_Excerto transcrito:_
+++++

Sabemos, no entanto, que não era uma pessoa rica: era um trabalhador, como milhões de homens de todo o mundo, e exercia o fatigante e humilde ofício que Deus tinha escolhido para Si ao tomar a nossa carne e decidir viver trinta anos como um de nós.
A Sagrada Escritura diz que José era artesão, e vários Padres acrescentam que foi carpinteiro. São Justino, ao falar da vida de trabalho de Jesus, afirma que fazia arados e jugos; talvez com base nestas palavras, Santo Isidoro de Sevilha concluiu que José era ferreiro. Seja como for, era um operário que trabalhava ao serviço dos seus concidadãos, que tinha uma ocupação manual, fruto de anos de esforço e de suor.
As narrações evangélicas revelam a grande personalidade humana de São José: em nenhum momento nos aparece como um homem acanhado ou assustado perante a vida; pelo contrário, sabe enfrentar os problemas, ultrapassar as situações difíceis, assumir com responsabilidade e iniciativa as tarefas que lhe são encomendadas.
Não estou de acordo com a forma clássica de representar São José como um homem de idade avançada, apesar da intenção positiva de salientar a virgindade perpétua de Maria. Por mim, imagino-o jovem, forte, talvez com mais alguns anos que Nossa Senhora, mas na pujança da idade e das forças humanas.

+++++

_Registos extraídos:_
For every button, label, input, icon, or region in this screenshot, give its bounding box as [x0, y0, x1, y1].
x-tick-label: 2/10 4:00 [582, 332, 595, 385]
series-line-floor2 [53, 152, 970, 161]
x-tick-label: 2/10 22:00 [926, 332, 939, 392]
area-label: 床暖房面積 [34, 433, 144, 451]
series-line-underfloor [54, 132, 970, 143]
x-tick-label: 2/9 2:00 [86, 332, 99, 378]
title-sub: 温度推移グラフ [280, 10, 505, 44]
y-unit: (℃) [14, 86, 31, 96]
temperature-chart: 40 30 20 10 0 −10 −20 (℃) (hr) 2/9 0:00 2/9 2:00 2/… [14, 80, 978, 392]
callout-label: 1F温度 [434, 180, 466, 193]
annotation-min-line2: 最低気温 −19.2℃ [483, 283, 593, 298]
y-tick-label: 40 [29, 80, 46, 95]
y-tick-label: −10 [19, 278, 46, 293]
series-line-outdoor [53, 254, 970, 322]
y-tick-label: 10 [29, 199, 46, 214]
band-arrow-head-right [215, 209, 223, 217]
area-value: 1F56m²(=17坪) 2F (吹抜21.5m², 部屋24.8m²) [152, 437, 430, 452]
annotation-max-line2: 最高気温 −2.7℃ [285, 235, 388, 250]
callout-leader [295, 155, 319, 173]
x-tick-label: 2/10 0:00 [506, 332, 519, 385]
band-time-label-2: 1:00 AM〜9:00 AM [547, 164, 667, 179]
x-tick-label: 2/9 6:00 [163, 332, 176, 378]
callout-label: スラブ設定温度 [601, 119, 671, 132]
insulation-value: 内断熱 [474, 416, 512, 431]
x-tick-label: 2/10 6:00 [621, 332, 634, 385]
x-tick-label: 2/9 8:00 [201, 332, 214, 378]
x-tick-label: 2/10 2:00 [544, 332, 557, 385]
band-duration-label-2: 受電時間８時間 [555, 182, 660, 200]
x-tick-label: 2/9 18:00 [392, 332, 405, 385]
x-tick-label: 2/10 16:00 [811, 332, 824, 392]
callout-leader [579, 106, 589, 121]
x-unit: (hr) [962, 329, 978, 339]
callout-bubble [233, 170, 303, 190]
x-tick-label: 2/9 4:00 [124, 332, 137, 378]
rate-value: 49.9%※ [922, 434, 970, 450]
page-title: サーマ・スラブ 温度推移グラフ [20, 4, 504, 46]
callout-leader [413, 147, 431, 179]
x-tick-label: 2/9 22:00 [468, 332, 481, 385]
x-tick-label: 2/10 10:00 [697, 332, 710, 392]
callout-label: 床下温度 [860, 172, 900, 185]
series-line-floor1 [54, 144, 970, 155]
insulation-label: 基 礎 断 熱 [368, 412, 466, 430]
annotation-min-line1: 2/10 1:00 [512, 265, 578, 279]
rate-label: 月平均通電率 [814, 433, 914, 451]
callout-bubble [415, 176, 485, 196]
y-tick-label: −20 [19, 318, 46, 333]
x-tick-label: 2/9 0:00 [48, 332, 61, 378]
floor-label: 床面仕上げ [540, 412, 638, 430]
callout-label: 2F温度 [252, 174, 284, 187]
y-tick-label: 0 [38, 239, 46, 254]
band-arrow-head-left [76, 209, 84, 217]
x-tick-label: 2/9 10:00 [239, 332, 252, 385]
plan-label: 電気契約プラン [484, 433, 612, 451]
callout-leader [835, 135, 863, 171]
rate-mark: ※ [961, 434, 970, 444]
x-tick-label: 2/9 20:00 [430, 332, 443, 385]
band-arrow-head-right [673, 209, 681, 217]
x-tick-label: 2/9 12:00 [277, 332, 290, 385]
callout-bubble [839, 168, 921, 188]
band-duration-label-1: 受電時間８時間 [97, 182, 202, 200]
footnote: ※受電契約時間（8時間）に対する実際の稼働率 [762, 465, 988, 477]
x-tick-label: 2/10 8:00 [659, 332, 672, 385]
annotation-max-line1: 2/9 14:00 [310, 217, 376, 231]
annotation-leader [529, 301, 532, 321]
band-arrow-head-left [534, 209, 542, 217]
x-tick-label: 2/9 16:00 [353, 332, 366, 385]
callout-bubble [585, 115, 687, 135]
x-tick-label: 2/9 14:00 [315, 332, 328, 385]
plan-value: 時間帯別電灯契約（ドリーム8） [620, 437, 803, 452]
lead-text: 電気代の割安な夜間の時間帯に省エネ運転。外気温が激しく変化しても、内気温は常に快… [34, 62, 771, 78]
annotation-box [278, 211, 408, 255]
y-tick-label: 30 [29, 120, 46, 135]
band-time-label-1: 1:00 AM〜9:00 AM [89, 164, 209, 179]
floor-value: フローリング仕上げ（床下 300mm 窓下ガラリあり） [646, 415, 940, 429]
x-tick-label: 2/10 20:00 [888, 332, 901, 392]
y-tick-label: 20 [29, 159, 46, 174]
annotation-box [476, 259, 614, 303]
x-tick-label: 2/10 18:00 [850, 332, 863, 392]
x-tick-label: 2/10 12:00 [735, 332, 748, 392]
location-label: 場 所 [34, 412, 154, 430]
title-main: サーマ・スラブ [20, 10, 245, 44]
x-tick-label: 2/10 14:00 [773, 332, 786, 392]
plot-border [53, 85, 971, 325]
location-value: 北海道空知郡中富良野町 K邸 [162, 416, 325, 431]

+++++

_Questões de compreensão:_
1. No excerto sobre São José, que ofício atribuiu Santo Isidoro de Sevilha a José?
2. Prossiga, por favor, o excerto sobre São José a partir da sua última frase.
Não é preciso consultar os registos.

_Respostas por tarefa:_
1. Santo Isidoro de Sevilha concluiu que José era ferreiro.

2.
Para viver a virtude da castidade, não é preciso esperar pela velhice ou pela falta de vigor. A pureza nasce do amor, e a robustez e alegria da juventude não são obstáculos ao amor limpo. Jovens eram o coração e o corpo de São José quando contraiu matrimónio com Maria, quando conheceu o mistério da sua maternidade divina, quando viveu junto dela respeitando a integridade que Deus queria legar ao mundo como mais um sinal da sua vinda ao meio das criaturas. Quem não for capaz de compreender um amor assim conhece muito mal o verdadeiro amor e desconhece por completo o sentido cristão da castidade.
Como dizíamos, José era um artesão da Galileia, um homem como tantos outros. E que pode esperar da vida um habitante de uma aldeia perdida como Nazaré? Apenas trabalho, todos os dias, sempre com o mesmo esforço; e, no fim da jornada, uma casa pobre e pequena, para recuperar forças e recomeçar a faina no dia seguinte.
Mas o nome de José significa, em hebraico, «Deus acrescentará»: Deus acrescenta dimensões insuspeitadas à vida santa daqueles que cumprem a sua vontade; acrescenta o importante, o que dá valor a tudo, o divino. À vida humilde e santa de São José, Deus acrescentou – se me é permitido falar assim – a vida da Virgem Maria e a de Jesus Nosso Senhor. Deus nunca permite que Lhe ganhem em generosidade. José podia fazer suas aquelas palavras de Santa Maria, sua esposa: «quia fecit mihi magna qui potens est», o Todo-Poderoso fez em mim maravilhas, «quia respexit humilitatem», porque pôs os olhos na humildade da sua serva.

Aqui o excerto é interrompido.